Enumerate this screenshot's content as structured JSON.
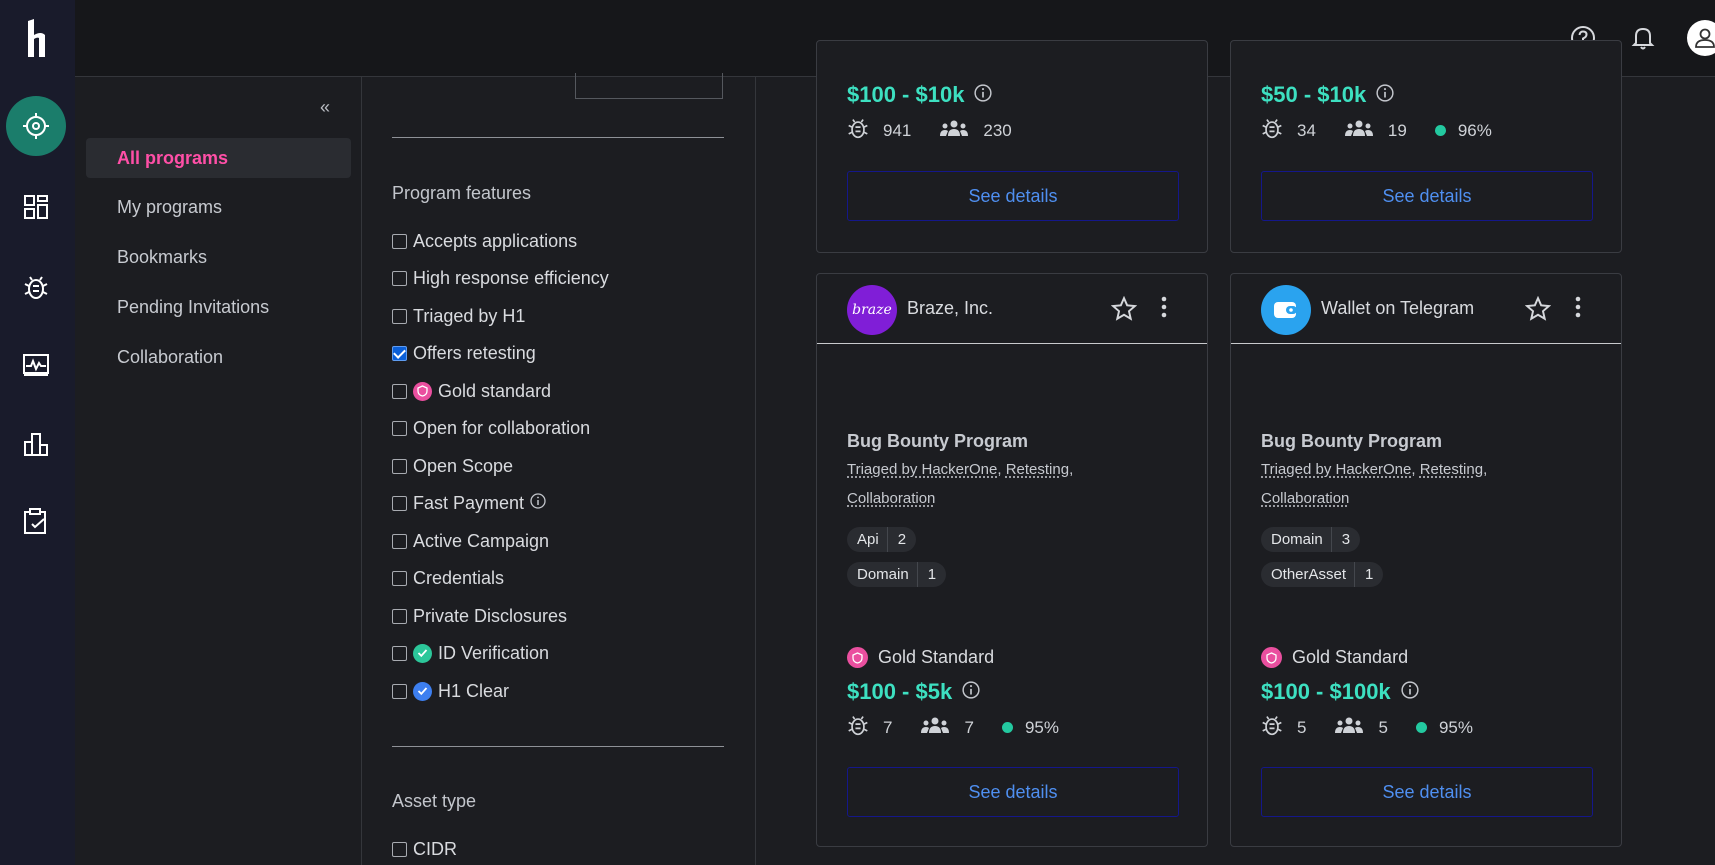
{
  "subnav": {
    "items": [
      {
        "label": "All programs"
      },
      {
        "label": "My programs"
      },
      {
        "label": "Bookmarks"
      },
      {
        "label": "Pending Invitations"
      },
      {
        "label": "Collaboration"
      }
    ]
  },
  "filters": {
    "features_title": "Program features",
    "features": [
      {
        "label": "Accepts applications",
        "checked": false
      },
      {
        "label": "High response efficiency",
        "checked": false
      },
      {
        "label": "Triaged by H1",
        "checked": false
      },
      {
        "label": "Offers retesting",
        "checked": true
      },
      {
        "label": "Gold standard",
        "checked": false
      },
      {
        "label": "Open for collaboration",
        "checked": false
      },
      {
        "label": "Open Scope",
        "checked": false
      },
      {
        "label": "Fast Payment",
        "checked": false
      },
      {
        "label": "Active Campaign",
        "checked": false
      },
      {
        "label": "Credentials",
        "checked": false
      },
      {
        "label": "Private Disclosures",
        "checked": false
      },
      {
        "label": "ID Verification",
        "checked": false
      },
      {
        "label": "H1 Clear",
        "checked": false
      }
    ],
    "asset_title": "Asset type",
    "assets": [
      {
        "label": "CIDR",
        "checked": false
      }
    ]
  },
  "cards_top": [
    {
      "bounty": "$100 - $10k",
      "reports": "941",
      "hackers": "230",
      "efficiency": "",
      "button": "See details"
    },
    {
      "bounty": "$50 - $10k",
      "reports": "34",
      "hackers": "19",
      "efficiency": "96%",
      "button": "See details"
    }
  ],
  "cards": [
    {
      "name": "Braze, Inc.",
      "logo_text": "braze",
      "logo_color": "#801ed7",
      "type": "Bug Bounty Program",
      "link1": "Triaged by HackerOne",
      "link2": "Retesting",
      "link3": "Collaboration",
      "chips": [
        {
          "label": "Api",
          "count": "2"
        },
        {
          "label": "Domain",
          "count": "1"
        }
      ],
      "gold": "Gold Standard",
      "bounty": "$100 - $5k",
      "reports": "7",
      "hackers": "7",
      "efficiency": "95%",
      "button": "See details"
    },
    {
      "name": "Wallet on Telegram",
      "logo_text": "",
      "logo_color": "#2aa3ef",
      "type": "Bug Bounty Program",
      "link1": "Triaged by HackerOne",
      "link2": "Retesting",
      "link3": "Collaboration",
      "chips": [
        {
          "label": "Domain",
          "count": "3"
        },
        {
          "label": "OtherAsset",
          "count": "1"
        }
      ],
      "gold": "Gold Standard",
      "bounty": "$100 - $100k",
      "reports": "5",
      "hackers": "5",
      "efficiency": "95%",
      "button": "See details"
    }
  ],
  "colors": {
    "accent": "#ff4fa7",
    "bounty": "#3de0c1",
    "rail": "#191b2b",
    "active_rail": "#1b7d6b"
  }
}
§ §
What you need to do: Transcribe the preceding listing in its entirety and with exact wording, leaving out pictures.

Reply:
Enumerate this screenshot's content as structured JSON.
{
  "subnav": {
    "items": [
      {
        "label": "All programs"
      },
      {
        "label": "My programs"
      },
      {
        "label": "Bookmarks"
      },
      {
        "label": "Pending Invitations"
      },
      {
        "label": "Collaboration"
      }
    ]
  },
  "filters": {
    "features_title": "Program features",
    "features": [
      {
        "label": "Accepts applications",
        "checked": false
      },
      {
        "label": "High response efficiency",
        "checked": false
      },
      {
        "label": "Triaged by H1",
        "checked": false
      },
      {
        "label": "Offers retesting",
        "checked": true
      },
      {
        "label": "Gold standard",
        "checked": false
      },
      {
        "label": "Open for collaboration",
        "checked": false
      },
      {
        "label": "Open Scope",
        "checked": false
      },
      {
        "label": "Fast Payment",
        "checked": false
      },
      {
        "label": "Active Campaign",
        "checked": false
      },
      {
        "label": "Credentials",
        "checked": false
      },
      {
        "label": "Private Disclosures",
        "checked": false
      },
      {
        "label": "ID Verification",
        "checked": false
      },
      {
        "label": "H1 Clear",
        "checked": false
      }
    ],
    "asset_title": "Asset type",
    "assets": [
      {
        "label": "CIDR",
        "checked": false
      }
    ]
  },
  "cards_top": [
    {
      "bounty": "$100 - $10k",
      "reports": "941",
      "hackers": "230",
      "efficiency": "",
      "button": "See details"
    },
    {
      "bounty": "$50 - $10k",
      "reports": "34",
      "hackers": "19",
      "efficiency": "96%",
      "button": "See details"
    }
  ],
  "cards": [
    {
      "name": "Braze, Inc.",
      "logo_text": "braze",
      "logo_color": "#801ed7",
      "type": "Bug Bounty Program",
      "link1": "Triaged by HackerOne",
      "link2": "Retesting",
      "link3": "Collaboration",
      "chips": [
        {
          "label": "Api",
          "count": "2"
        },
        {
          "label": "Domain",
          "count": "1"
        }
      ],
      "gold": "Gold Standard",
      "bounty": "$100 - $5k",
      "reports": "7",
      "hackers": "7",
      "efficiency": "95%",
      "button": "See details"
    },
    {
      "name": "Wallet on Telegram",
      "logo_text": "",
      "logo_color": "#2aa3ef",
      "type": "Bug Bounty Program",
      "link1": "Triaged by HackerOne",
      "link2": "Retesting",
      "link3": "Collaboration",
      "chips": [
        {
          "label": "Domain",
          "count": "3"
        },
        {
          "label": "OtherAsset",
          "count": "1"
        }
      ],
      "gold": "Gold Standard",
      "bounty": "$100 - $100k",
      "reports": "5",
      "hackers": "5",
      "efficiency": "95%",
      "button": "See details"
    }
  ],
  "colors": {
    "accent": "#ff4fa7",
    "bounty": "#3de0c1",
    "rail": "#191b2b",
    "active_rail": "#1b7d6b"
  }
}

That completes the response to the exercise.